# Excerpted records:
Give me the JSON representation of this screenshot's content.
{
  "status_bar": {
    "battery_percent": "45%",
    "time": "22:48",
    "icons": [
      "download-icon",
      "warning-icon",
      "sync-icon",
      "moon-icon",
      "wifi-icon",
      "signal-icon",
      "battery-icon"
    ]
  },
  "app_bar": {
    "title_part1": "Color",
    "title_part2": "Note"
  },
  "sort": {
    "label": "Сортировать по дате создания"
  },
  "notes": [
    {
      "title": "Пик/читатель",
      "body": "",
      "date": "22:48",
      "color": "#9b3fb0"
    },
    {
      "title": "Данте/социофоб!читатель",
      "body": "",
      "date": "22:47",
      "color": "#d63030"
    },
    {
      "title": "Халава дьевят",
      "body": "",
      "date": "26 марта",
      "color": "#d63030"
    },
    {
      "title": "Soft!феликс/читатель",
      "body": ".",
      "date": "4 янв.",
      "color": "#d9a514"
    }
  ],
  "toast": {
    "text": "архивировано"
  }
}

# Exercise requirements:
Transcribe the data. Leave every line exactly as it is.

# Result:
Give me the JSON representation of this screenshot's content.
{
  "status_bar": {
    "battery_percent": "45%",
    "time": "22:48",
    "icons": [
      "download-icon",
      "warning-icon",
      "sync-icon",
      "moon-icon",
      "wifi-icon",
      "signal-icon",
      "battery-icon"
    ]
  },
  "app_bar": {
    "title_part1": "Color",
    "title_part2": "Note"
  },
  "sort": {
    "label": "Сортировать по дате создания"
  },
  "notes": [
    {
      "title": "Пик/читатель",
      "body": "",
      "date": "22:48",
      "color": "#9b3fb0"
    },
    {
      "title": "Данте/социофоб!читатель",
      "body": "",
      "date": "22:47",
      "color": "#d63030"
    },
    {
      "title": "Халава дьевят",
      "body": "",
      "date": "26 марта",
      "color": "#d63030"
    },
    {
      "title": "Soft!феликс/читатель",
      "body": ".",
      "date": "4 янв.",
      "color": "#d9a514"
    }
  ],
  "toast": {
    "text": "архивировано"
  }
}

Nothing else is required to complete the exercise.